======== Information shown
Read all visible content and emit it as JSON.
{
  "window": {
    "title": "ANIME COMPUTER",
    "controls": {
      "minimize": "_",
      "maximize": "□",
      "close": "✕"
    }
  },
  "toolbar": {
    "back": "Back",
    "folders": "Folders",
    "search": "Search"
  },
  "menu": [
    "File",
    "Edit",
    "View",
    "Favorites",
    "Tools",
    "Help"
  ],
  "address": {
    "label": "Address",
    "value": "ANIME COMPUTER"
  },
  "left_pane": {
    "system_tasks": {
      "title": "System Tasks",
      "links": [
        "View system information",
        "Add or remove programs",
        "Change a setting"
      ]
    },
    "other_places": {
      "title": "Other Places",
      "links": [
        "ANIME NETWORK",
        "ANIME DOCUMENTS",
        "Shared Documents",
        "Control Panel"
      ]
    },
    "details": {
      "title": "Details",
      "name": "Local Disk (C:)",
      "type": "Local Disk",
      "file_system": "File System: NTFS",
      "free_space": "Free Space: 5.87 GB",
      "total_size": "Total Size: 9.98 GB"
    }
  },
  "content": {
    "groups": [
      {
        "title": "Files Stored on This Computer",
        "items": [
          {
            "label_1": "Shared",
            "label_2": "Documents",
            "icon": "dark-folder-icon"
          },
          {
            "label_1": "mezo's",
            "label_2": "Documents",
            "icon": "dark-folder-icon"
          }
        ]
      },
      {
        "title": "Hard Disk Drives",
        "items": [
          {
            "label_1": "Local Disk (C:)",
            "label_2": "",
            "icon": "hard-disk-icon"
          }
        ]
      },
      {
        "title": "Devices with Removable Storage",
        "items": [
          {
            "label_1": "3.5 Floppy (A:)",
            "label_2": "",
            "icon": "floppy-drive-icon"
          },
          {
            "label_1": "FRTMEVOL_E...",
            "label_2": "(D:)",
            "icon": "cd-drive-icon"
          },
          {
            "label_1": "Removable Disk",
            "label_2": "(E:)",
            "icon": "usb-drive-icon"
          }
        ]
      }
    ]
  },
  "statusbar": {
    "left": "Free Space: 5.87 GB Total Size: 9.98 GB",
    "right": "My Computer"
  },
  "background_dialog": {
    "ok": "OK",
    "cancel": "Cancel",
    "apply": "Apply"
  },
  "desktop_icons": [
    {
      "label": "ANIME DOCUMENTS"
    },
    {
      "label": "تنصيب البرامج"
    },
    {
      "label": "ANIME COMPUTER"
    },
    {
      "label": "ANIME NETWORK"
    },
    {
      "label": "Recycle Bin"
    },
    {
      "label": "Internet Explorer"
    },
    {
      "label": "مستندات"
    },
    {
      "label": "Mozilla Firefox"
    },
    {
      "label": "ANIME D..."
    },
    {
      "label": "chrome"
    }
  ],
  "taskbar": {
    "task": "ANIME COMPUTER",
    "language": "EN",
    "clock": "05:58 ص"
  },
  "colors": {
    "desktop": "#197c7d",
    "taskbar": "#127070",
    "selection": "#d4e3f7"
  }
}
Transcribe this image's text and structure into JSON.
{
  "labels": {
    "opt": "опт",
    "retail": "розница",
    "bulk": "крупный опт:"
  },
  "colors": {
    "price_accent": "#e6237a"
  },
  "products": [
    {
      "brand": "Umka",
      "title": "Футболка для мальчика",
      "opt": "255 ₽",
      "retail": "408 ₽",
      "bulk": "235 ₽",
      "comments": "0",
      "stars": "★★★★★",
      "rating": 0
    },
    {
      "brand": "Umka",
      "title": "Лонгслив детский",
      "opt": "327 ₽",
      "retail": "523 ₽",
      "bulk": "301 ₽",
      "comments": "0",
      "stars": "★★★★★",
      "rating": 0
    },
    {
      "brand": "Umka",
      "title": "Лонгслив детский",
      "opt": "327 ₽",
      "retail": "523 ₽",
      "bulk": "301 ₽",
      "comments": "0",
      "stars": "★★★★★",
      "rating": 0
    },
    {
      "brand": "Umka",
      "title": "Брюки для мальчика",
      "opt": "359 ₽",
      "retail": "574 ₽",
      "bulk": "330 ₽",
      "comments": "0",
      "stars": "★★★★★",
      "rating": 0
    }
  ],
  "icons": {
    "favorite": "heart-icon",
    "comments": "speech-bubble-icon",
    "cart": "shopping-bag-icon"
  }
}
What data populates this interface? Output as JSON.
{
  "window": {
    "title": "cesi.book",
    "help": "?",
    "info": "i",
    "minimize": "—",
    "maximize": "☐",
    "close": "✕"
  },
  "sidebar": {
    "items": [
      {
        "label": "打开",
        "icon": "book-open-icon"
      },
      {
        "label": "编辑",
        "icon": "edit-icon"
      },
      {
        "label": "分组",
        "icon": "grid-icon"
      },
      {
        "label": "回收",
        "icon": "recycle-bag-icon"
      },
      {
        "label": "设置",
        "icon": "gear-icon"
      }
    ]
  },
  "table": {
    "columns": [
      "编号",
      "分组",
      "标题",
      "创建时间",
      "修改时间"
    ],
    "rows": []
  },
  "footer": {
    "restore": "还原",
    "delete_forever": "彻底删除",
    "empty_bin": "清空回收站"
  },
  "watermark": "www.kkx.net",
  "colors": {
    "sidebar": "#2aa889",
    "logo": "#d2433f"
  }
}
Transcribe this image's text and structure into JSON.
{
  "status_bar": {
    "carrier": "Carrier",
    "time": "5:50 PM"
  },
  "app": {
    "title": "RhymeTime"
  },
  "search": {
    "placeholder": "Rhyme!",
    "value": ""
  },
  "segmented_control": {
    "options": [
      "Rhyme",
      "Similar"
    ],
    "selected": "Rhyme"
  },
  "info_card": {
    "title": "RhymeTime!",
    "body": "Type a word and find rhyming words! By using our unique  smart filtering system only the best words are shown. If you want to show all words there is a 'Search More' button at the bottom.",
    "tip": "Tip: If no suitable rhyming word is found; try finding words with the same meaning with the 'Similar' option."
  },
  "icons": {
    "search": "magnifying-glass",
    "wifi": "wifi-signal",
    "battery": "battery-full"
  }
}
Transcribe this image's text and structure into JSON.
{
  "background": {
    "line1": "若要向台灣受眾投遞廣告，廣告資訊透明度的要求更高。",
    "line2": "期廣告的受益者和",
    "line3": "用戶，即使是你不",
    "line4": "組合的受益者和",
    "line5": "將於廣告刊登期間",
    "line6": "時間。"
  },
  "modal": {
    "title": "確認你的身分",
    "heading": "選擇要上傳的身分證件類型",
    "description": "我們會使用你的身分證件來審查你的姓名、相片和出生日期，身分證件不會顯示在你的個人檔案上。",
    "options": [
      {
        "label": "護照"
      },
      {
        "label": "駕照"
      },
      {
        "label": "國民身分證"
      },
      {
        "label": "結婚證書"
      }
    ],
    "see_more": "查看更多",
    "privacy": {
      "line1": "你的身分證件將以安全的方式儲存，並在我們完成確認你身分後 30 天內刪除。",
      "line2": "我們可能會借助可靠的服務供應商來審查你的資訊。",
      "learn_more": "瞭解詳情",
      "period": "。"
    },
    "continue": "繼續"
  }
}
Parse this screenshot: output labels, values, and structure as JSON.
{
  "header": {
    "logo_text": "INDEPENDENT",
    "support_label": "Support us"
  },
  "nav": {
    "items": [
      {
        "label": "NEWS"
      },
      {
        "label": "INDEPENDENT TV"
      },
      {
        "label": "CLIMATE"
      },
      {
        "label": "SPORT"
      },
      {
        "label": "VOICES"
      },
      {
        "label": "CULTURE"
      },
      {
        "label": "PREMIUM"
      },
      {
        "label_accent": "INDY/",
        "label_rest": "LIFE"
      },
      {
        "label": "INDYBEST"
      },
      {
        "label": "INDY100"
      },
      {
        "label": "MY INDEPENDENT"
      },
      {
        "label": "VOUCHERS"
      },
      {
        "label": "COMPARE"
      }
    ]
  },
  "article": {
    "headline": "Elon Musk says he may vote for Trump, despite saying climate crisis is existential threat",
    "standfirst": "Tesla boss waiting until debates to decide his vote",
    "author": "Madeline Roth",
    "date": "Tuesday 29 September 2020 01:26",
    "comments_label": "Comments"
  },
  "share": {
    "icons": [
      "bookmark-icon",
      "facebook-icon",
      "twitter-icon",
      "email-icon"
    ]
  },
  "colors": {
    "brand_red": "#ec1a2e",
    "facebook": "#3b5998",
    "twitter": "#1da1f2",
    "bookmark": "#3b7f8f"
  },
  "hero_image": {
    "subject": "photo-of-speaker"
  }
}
================
* _What you will do_:
For the listing above, identify each line bearing "bulk".

* _Exercise solution_:
    "bulk": "крупный опт:"
      "bulk": "235 ₽",
      "bulk": "301 ₽",
      "bulk": "301 ₽",
      "bulk": "330 ₽",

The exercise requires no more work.